_Rows_.

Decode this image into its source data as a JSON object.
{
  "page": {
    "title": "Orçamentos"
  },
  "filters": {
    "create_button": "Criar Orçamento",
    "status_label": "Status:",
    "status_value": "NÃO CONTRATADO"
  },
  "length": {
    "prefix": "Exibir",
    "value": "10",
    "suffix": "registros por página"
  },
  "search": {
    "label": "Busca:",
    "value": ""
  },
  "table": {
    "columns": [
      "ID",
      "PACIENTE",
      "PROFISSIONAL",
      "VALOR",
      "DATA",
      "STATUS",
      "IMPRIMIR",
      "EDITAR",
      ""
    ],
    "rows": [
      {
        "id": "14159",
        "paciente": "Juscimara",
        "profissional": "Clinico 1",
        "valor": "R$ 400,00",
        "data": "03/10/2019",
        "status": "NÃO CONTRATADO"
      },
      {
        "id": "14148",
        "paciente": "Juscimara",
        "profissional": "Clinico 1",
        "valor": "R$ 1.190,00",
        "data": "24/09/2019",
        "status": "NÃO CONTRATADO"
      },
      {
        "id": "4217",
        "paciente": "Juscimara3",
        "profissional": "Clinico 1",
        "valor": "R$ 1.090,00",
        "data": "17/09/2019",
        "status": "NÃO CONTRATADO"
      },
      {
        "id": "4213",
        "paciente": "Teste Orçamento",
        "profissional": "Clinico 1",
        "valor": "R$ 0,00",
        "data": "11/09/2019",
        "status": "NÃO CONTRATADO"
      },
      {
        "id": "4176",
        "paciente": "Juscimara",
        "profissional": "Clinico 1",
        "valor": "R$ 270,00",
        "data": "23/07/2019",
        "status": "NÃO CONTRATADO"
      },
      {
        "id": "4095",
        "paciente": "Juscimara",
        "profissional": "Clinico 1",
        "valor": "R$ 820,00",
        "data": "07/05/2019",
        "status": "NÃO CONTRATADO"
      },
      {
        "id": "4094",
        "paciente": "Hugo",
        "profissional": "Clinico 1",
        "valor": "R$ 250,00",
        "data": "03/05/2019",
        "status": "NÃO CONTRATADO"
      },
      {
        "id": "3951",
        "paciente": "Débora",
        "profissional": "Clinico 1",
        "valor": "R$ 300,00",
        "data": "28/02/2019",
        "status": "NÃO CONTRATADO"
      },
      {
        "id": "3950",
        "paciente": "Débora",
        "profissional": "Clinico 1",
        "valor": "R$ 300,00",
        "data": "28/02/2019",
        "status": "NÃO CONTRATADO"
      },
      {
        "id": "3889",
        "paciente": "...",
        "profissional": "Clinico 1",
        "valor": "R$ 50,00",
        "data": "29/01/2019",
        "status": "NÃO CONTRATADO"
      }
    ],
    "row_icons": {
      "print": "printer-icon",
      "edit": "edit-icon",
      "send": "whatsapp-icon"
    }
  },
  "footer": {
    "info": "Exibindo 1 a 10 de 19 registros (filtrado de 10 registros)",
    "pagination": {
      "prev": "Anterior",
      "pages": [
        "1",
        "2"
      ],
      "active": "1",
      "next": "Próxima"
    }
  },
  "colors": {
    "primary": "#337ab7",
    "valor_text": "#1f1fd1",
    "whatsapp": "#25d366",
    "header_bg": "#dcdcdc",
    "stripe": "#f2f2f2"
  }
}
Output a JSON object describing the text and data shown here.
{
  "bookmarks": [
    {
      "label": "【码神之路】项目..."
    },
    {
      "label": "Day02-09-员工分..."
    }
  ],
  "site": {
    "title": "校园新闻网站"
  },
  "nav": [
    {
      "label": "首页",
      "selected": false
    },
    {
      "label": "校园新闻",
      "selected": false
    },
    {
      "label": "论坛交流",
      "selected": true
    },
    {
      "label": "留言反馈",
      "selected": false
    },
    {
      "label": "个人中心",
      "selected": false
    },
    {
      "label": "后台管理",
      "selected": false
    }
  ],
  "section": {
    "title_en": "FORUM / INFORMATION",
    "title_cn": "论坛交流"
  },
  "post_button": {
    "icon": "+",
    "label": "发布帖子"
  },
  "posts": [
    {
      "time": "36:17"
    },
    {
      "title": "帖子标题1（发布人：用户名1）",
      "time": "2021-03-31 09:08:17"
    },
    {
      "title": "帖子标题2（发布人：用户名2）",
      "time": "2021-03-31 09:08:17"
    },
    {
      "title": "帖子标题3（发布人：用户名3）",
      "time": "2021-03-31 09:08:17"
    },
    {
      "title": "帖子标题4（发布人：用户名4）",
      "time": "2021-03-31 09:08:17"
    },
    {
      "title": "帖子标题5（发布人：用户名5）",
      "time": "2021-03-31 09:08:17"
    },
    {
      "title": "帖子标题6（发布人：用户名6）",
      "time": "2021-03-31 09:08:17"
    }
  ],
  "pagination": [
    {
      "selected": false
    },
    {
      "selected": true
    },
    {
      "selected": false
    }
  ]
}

_Task requirements_.
Reproduce, word for word, every line starting at the line that contains "Output a JSON" and ending with the final line of the entries.

_The result_.
Output a JSON object describing the text and data shown here.
{
  "bookmarks": [
    {
      "label": "【码神之路】项目..."
    },
    {
      "label": "Day02-09-员工分..."
    }
  ],
  "site": {
    "title": "校园新闻网站"
  },
  "nav": [
    {
      "label": "首页",
      "selected": false
    },
    {
      "label": "校园新闻",
      "selected": false
    },
    {
      "label": "论坛交流",
      "selected": true
    },
    {
      "label": "留言反馈",
      "selected": false
    },
    {
      "label": "个人中心",
      "selected": false
    },
    {
      "label": "后台管理",
      "selected": false
    }
  ],
  "section": {
    "title_en": "FORUM / INFORMATION",
    "title_cn": "论坛交流"
  },
  "post_button": {
    "icon": "+",
    "label": "发布帖子"
  },
  "posts": [
    {
      "time": "36:17"
    },
    {
      "title": "帖子标题1（发布人：用户名1）",
      "time": "2021-03-31 09:08:17"
    },
    {
      "title": "帖子标题2（发布人：用户名2）",
      "time": "2021-03-31 09:08:17"
    },
    {
      "title": "帖子标题3（发布人：用户名3）",
      "time": "2021-03-31 09:08:17"
    },
    {
      "title": "帖子标题4（发布人：用户名4）",
      "time": "2021-03-31 09:08:17"
    },
    {
      "title": "帖子标题5（发布人：用户名5）",
      "time": "2021-03-31 09:08:17"
    },
    {
      "title": "帖子标题6（发布人：用户名6）",
      "time": "2021-03-31 09:08:17"
    }
  ],
  "pagination": [
    {
      "selected": false
    },
    {
      "selected": true
    },
    {
      "selected": false
    }
  ]
}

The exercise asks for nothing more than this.